■ Exercise brief:
Collect every line below that contains the word "highlight".

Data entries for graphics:
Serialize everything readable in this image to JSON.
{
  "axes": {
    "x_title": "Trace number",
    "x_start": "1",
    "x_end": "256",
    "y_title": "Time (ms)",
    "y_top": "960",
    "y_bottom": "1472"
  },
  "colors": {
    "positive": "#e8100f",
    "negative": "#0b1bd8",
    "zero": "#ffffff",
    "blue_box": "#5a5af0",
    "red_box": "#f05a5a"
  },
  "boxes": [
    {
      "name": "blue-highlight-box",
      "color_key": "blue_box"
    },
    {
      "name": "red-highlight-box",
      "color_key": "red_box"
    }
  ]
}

■ Result of this task:
      "name": "blue-highlight-box",
      "name": "red-highlight-box",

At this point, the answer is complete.